* [Set task]: Every record should be written out exactly, with the pictures left out.

* [Working data]:
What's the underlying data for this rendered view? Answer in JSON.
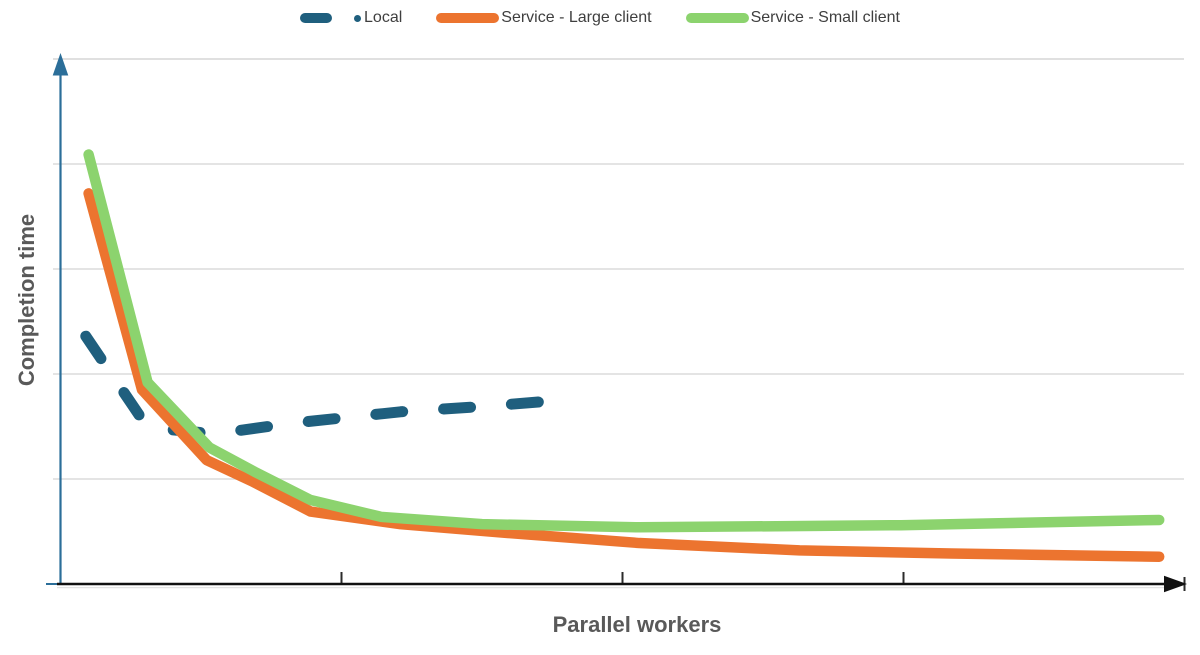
{
  "chart_data": {
    "type": "line",
    "xlabel": "Parallel workers",
    "ylabel": "Completion time",
    "xlim": [
      0,
      4
    ],
    "ylim": [
      0,
      5
    ],
    "x_tick_labels": [],
    "y_tick_labels": [],
    "gridlines": "horizontal",
    "legend_position": "top-center",
    "units": "axes have no numeric labels; values are in gridline units",
    "series": [
      {
        "name": "Local",
        "color": "#1F5F7E",
        "line_style": "dashed",
        "stroke_width": 11,
        "points": [
          [
            0.09,
            2.36
          ],
          [
            0.31,
            1.49
          ],
          [
            0.55,
            1.43
          ],
          [
            0.82,
            1.53
          ],
          [
            1.21,
            1.64
          ],
          [
            1.5,
            1.69
          ],
          [
            1.78,
            1.75
          ]
        ]
      },
      {
        "name": "Service - Large client",
        "color": "#EC742F",
        "line_style": "solid",
        "stroke_width": 10.5,
        "points": [
          [
            0.1,
            3.72
          ],
          [
            0.29,
            1.85
          ],
          [
            0.52,
            1.18
          ],
          [
            0.68,
            0.98
          ],
          [
            0.89,
            0.69
          ],
          [
            1.21,
            0.57
          ],
          [
            1.57,
            0.49
          ],
          [
            2.06,
            0.39
          ],
          [
            2.63,
            0.32
          ],
          [
            3.17,
            0.29
          ],
          [
            3.91,
            0.26
          ]
        ]
      },
      {
        "name": "Service - Small client",
        "color": "#8CD36E",
        "line_style": "solid",
        "stroke_width": 10.5,
        "points": [
          [
            0.1,
            4.09
          ],
          [
            0.31,
            1.92
          ],
          [
            0.53,
            1.3
          ],
          [
            0.69,
            1.07
          ],
          [
            0.89,
            0.8
          ],
          [
            1.14,
            0.64
          ],
          [
            1.5,
            0.57
          ],
          [
            2.06,
            0.54
          ],
          [
            2.99,
            0.56
          ],
          [
            3.91,
            0.61
          ]
        ]
      }
    ],
    "colors": {
      "y_axis": "#2B6E99",
      "x_axis": "#111111",
      "gridline": "#DCDCDC",
      "top_gridline": "#E0E0E0",
      "axis_shadow": "#E3E3E3",
      "tick": "#2B2B2B",
      "axis_label_text": "#595959",
      "legend_text": "#3F3F3F",
      "background": "#FFFFFF"
    }
  }
}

* [Completed exercise]:
What's the underlying data for this rendered view? Answer in JSON.
{
  "chart_data": {
    "type": "line",
    "xlabel": "Parallel workers",
    "ylabel": "Completion time",
    "xlim": [
      0,
      4
    ],
    "ylim": [
      0,
      5
    ],
    "x_tick_labels": [],
    "y_tick_labels": [],
    "gridlines": "horizontal",
    "legend_position": "top-center",
    "units": "axes have no numeric labels; values are in gridline units",
    "series": [
      {
        "name": "Local",
        "color": "#1F5F7E",
        "line_style": "dashed",
        "stroke_width": 11,
        "points": [
          [
            0.09,
            2.36
          ],
          [
            0.31,
            1.49
          ],
          [
            0.55,
            1.43
          ],
          [
            0.82,
            1.53
          ],
          [
            1.21,
            1.64
          ],
          [
            1.5,
            1.69
          ],
          [
            1.78,
            1.75
          ]
        ]
      },
      {
        "name": "Service - Large client",
        "color": "#EC742F",
        "line_style": "solid",
        "stroke_width": 10.5,
        "points": [
          [
            0.1,
            3.72
          ],
          [
            0.29,
            1.85
          ],
          [
            0.52,
            1.18
          ],
          [
            0.68,
            0.98
          ],
          [
            0.89,
            0.69
          ],
          [
            1.21,
            0.57
          ],
          [
            1.57,
            0.49
          ],
          [
            2.06,
            0.39
          ],
          [
            2.63,
            0.32
          ],
          [
            3.17,
            0.29
          ],
          [
            3.91,
            0.26
          ]
        ]
      },
      {
        "name": "Service - Small client",
        "color": "#8CD36E",
        "line_style": "solid",
        "stroke_width": 10.5,
        "points": [
          [
            0.1,
            4.09
          ],
          [
            0.31,
            1.92
          ],
          [
            0.53,
            1.3
          ],
          [
            0.69,
            1.07
          ],
          [
            0.89,
            0.8
          ],
          [
            1.14,
            0.64
          ],
          [
            1.5,
            0.57
          ],
          [
            2.06,
            0.54
          ],
          [
            2.99,
            0.56
          ],
          [
            3.91,
            0.61
          ]
        ]
      }
    ],
    "colors": {
      "y_axis": "#2B6E99",
      "x_axis": "#111111",
      "gridline": "#DCDCDC",
      "top_gridline": "#E0E0E0",
      "axis_shadow": "#E3E3E3",
      "tick": "#2B2B2B",
      "axis_label_text": "#595959",
      "legend_text": "#3F3F3F",
      "background": "#FFFFFF"
    }
  }
}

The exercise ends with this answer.